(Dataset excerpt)
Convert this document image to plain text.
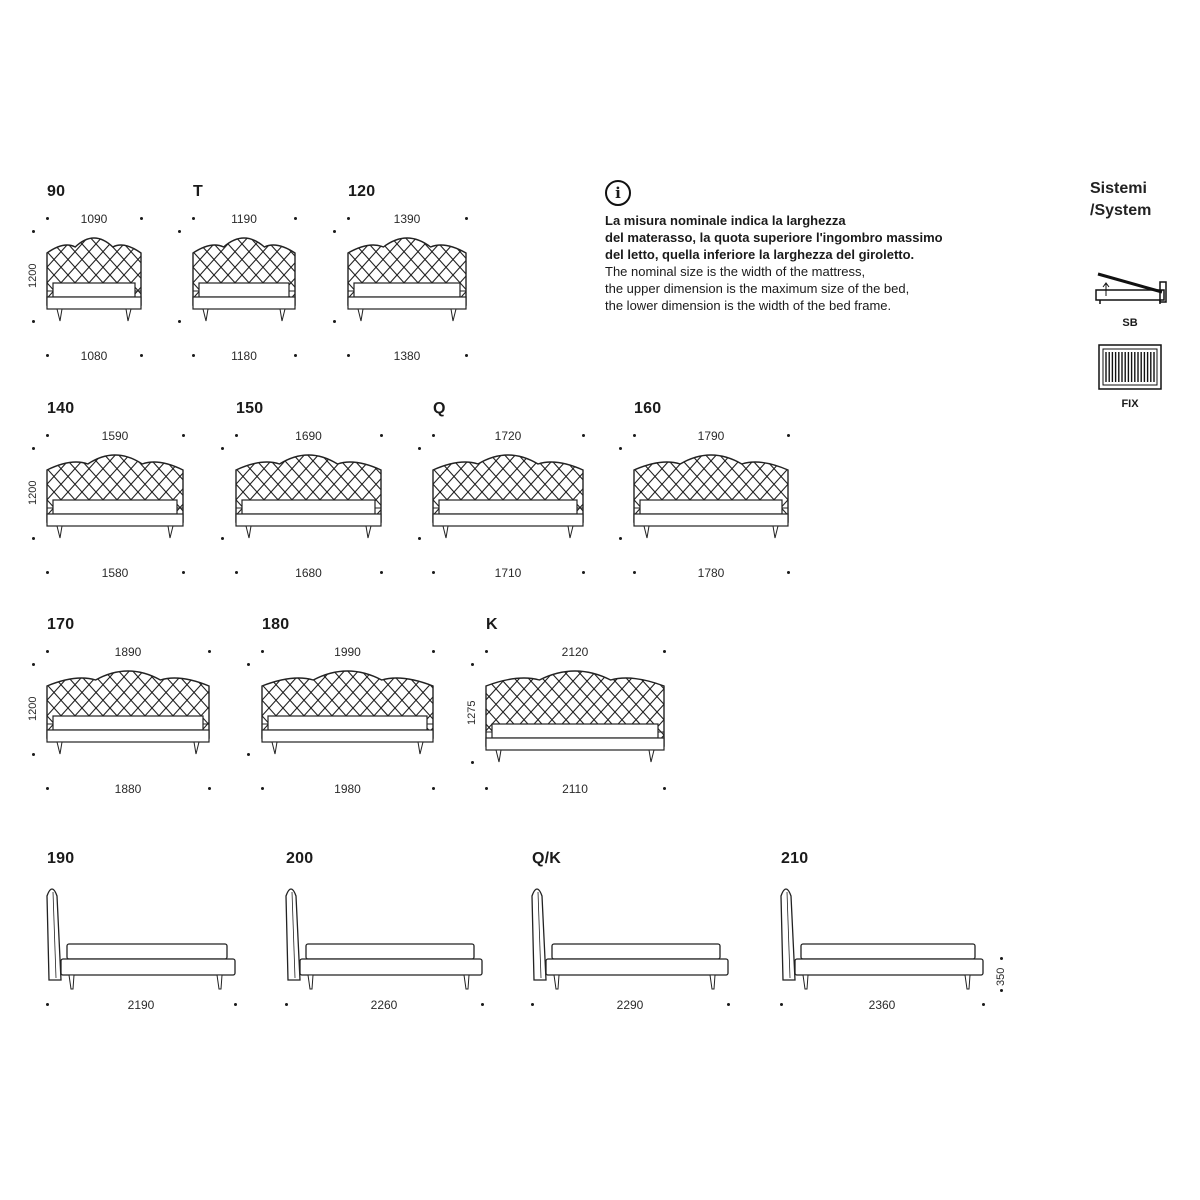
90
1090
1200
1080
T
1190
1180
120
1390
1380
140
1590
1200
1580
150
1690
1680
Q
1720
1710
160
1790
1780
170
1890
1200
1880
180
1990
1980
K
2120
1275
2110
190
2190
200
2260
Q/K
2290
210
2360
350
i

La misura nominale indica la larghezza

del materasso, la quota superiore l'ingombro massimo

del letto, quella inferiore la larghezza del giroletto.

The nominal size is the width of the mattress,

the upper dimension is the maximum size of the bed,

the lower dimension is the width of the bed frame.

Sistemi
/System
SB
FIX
* * *
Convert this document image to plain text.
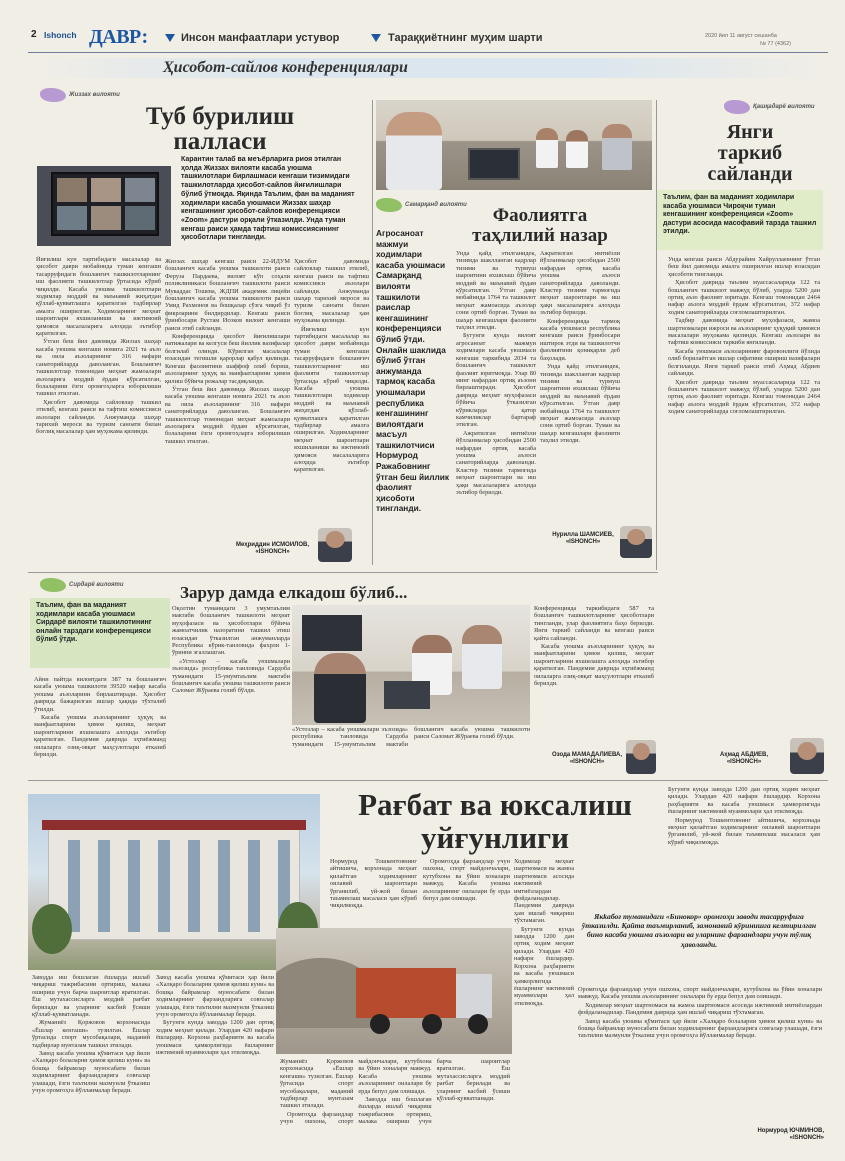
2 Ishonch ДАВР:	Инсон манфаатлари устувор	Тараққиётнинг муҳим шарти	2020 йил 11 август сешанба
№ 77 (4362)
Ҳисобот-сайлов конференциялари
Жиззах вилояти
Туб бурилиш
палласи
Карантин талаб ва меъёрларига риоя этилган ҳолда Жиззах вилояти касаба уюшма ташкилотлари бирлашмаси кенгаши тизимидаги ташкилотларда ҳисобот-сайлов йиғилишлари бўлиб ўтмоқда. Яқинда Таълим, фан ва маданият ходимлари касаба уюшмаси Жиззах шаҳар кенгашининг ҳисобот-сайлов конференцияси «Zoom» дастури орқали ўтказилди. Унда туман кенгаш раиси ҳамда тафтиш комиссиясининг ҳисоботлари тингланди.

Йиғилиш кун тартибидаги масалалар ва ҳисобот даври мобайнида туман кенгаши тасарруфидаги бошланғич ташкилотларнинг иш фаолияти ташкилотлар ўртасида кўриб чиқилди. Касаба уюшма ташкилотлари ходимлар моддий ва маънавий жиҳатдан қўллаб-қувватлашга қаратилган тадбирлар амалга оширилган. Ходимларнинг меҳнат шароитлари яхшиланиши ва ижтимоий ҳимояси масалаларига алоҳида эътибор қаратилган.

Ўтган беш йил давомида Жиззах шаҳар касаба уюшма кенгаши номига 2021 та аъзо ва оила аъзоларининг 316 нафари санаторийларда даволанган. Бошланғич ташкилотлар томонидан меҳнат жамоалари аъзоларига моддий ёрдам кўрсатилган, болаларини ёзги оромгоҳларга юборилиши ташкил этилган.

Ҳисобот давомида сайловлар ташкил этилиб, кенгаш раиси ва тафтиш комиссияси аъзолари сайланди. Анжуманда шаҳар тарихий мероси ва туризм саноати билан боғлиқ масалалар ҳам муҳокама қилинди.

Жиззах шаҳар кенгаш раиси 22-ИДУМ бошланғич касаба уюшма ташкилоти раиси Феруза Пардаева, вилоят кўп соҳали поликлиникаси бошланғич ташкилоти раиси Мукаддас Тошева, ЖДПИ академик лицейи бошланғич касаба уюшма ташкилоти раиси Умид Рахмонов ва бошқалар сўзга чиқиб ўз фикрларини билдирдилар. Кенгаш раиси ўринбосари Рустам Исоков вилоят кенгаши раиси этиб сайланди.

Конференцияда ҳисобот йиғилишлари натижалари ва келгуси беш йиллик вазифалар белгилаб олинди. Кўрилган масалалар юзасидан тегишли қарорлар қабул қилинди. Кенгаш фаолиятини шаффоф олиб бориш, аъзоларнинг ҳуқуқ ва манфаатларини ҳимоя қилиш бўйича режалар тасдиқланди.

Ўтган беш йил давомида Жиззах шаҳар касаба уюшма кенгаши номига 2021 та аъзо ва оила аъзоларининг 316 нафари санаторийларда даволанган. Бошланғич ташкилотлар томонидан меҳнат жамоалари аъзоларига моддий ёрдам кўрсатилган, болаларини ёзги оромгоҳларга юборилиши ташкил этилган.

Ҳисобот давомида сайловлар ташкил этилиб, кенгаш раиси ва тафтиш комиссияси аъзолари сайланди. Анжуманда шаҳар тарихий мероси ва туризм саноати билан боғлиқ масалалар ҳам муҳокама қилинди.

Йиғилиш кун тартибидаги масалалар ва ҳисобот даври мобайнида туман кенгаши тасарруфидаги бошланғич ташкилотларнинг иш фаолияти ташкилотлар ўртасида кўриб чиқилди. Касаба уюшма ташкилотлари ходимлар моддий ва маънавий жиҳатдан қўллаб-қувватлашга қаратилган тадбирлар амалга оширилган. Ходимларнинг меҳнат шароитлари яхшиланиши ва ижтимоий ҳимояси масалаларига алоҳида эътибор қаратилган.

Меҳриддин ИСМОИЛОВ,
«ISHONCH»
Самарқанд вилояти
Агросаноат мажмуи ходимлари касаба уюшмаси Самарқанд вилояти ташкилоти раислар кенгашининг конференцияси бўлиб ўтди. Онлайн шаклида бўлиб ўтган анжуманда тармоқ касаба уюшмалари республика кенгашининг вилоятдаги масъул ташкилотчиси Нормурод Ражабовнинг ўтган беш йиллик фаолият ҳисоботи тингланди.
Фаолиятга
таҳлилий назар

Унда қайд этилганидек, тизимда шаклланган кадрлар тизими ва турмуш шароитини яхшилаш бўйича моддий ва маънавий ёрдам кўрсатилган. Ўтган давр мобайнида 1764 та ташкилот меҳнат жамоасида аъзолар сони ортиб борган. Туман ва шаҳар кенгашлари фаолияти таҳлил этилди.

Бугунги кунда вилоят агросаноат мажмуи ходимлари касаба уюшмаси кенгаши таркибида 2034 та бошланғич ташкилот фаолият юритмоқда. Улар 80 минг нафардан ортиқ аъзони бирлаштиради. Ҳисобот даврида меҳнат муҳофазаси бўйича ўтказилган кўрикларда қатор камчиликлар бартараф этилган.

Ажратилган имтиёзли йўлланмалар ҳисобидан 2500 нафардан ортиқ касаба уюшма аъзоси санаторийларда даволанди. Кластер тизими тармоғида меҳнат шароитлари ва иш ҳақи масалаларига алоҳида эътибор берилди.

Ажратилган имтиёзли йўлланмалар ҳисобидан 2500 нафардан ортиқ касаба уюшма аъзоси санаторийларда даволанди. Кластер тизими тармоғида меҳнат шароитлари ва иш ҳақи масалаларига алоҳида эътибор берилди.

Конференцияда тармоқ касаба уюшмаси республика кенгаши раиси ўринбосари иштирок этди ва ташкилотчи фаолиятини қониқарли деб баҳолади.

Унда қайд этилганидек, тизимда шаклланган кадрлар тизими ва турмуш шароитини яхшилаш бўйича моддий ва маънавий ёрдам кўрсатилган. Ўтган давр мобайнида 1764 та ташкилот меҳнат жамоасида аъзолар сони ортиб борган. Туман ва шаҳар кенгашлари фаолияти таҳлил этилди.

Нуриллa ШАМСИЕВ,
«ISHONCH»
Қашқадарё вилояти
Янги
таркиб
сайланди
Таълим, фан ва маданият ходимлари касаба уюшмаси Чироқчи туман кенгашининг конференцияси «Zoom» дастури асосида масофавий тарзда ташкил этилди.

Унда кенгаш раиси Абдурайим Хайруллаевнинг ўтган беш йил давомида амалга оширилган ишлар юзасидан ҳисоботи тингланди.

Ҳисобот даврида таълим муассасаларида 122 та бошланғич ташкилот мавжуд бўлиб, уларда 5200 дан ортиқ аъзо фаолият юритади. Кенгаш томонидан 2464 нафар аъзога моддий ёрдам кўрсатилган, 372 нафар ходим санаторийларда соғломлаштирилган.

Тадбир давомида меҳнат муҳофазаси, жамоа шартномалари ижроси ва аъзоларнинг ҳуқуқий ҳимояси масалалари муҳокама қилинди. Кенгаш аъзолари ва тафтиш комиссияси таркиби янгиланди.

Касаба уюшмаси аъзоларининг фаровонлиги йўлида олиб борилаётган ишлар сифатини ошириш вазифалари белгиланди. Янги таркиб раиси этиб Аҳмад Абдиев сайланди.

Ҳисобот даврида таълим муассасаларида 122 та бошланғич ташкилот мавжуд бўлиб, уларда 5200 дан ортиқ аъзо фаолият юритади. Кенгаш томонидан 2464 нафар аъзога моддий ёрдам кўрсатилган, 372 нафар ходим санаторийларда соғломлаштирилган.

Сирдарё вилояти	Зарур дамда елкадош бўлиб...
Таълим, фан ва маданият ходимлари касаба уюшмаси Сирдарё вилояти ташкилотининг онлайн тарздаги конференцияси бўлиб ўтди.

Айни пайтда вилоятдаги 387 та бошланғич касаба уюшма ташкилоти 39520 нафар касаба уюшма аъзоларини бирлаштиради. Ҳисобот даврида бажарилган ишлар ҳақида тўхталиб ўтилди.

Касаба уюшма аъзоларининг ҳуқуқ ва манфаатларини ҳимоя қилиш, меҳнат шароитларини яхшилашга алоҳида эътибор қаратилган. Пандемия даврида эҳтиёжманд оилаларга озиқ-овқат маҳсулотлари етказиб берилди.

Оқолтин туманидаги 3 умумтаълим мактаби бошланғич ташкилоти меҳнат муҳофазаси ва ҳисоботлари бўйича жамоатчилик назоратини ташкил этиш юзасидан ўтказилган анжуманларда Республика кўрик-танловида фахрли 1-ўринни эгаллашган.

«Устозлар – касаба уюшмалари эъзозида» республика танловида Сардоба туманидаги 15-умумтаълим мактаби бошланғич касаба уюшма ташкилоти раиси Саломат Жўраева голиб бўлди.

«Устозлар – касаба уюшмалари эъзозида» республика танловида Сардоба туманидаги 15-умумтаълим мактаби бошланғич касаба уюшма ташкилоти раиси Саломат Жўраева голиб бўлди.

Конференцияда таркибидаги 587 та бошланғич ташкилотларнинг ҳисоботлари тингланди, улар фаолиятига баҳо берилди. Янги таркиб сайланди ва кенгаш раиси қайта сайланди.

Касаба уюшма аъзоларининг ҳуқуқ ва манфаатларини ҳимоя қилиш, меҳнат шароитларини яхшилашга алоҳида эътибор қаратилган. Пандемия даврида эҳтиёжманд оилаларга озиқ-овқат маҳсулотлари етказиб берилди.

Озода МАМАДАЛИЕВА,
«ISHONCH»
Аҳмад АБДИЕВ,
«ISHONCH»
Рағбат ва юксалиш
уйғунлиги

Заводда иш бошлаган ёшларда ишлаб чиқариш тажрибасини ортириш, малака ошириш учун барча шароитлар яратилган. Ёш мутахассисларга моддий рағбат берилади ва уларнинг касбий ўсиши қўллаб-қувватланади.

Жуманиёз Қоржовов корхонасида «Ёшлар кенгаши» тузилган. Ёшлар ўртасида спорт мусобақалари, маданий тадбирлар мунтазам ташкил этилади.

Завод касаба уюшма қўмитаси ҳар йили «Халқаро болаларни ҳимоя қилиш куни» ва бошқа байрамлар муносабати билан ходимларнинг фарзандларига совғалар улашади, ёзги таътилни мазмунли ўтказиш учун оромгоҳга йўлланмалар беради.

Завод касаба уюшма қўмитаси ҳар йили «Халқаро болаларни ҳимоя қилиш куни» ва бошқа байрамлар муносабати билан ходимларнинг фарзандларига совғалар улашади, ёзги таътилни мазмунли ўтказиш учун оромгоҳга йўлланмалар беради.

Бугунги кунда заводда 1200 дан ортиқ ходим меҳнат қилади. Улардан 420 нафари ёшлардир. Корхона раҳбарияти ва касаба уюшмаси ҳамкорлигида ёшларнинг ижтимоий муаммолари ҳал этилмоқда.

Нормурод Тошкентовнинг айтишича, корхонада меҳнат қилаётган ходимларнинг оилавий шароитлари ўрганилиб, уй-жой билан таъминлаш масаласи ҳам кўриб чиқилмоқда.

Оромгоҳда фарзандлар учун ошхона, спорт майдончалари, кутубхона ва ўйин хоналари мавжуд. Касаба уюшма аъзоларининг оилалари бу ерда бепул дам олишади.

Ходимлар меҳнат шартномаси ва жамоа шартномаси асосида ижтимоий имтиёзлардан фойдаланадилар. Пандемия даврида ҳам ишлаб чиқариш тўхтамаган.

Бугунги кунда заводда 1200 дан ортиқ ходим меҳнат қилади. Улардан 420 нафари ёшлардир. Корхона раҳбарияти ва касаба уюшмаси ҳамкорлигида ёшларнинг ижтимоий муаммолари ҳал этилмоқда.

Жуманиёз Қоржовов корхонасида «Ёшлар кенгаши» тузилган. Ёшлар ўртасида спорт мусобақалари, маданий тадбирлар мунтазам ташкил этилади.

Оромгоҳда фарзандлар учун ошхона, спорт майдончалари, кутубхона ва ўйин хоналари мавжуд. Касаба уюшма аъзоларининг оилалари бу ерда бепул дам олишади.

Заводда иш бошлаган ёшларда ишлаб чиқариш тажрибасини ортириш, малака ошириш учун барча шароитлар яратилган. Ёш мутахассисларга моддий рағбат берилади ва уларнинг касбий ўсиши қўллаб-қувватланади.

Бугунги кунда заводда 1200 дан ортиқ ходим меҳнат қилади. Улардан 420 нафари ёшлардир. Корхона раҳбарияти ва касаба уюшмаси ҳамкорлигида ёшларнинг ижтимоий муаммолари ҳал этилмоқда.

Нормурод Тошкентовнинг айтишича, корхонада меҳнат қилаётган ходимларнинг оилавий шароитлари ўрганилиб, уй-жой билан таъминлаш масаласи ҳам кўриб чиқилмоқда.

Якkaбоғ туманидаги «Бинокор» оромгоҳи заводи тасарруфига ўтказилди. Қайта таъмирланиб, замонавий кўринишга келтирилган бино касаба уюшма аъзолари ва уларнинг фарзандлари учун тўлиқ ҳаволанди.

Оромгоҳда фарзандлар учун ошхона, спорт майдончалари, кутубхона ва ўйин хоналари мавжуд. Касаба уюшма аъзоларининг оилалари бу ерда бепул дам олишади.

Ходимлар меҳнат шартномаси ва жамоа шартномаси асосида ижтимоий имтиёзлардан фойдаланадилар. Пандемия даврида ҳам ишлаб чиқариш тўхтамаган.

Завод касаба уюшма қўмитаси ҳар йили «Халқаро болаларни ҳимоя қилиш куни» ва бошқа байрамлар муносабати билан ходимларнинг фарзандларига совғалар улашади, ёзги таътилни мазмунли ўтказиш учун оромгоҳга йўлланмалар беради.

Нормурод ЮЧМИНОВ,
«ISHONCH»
==
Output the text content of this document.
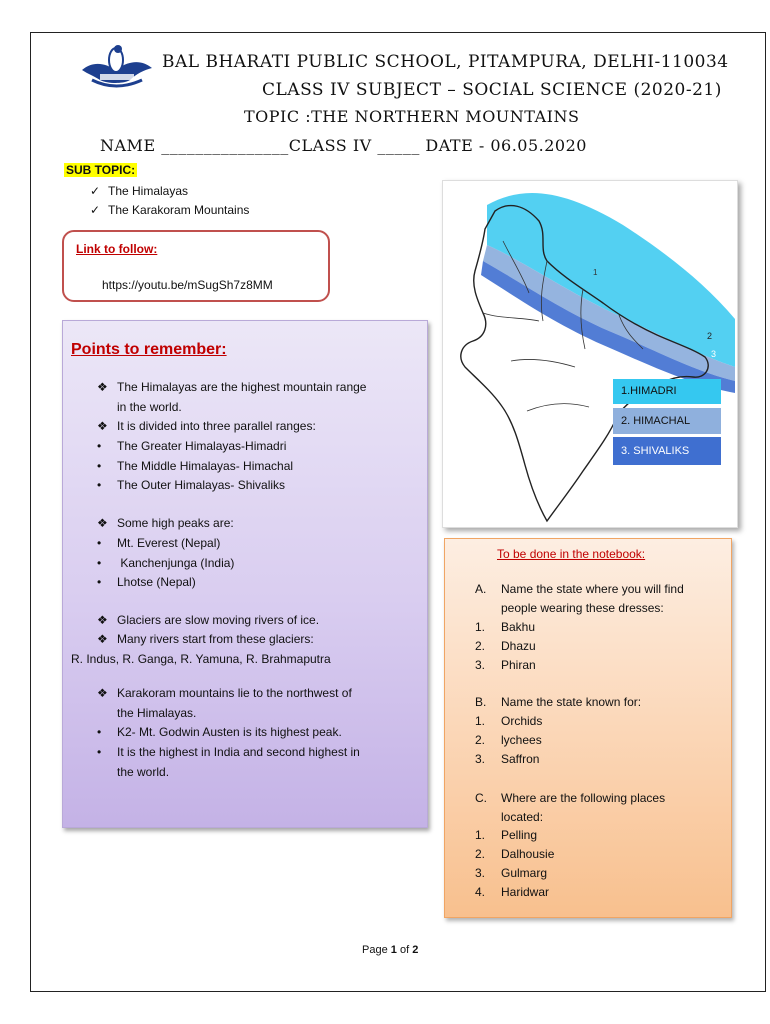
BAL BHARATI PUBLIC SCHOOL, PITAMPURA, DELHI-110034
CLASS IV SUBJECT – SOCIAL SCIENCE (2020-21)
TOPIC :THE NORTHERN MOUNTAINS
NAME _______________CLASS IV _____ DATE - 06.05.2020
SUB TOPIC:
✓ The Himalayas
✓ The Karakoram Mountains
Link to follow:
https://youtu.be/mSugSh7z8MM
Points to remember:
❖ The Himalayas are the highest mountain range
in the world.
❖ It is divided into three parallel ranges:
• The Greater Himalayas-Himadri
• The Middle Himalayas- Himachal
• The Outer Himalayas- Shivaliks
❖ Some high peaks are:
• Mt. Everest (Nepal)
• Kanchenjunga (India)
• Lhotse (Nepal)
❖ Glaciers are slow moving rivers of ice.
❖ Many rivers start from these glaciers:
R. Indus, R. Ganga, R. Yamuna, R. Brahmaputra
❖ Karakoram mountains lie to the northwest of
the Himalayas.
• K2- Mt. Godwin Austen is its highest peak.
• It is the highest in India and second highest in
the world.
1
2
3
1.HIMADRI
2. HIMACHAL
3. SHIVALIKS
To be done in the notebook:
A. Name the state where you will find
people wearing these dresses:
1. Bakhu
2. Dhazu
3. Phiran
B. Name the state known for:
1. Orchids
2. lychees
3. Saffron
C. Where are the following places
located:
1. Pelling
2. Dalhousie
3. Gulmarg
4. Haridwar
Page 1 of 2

## GIVEN PROBLEM
Which lines in the data above contain "TOPIC"? Show each one.

## EXERCISE RESULT
TOPIC :THE NORTHERN MOUNTAINS
SUB TOPIC:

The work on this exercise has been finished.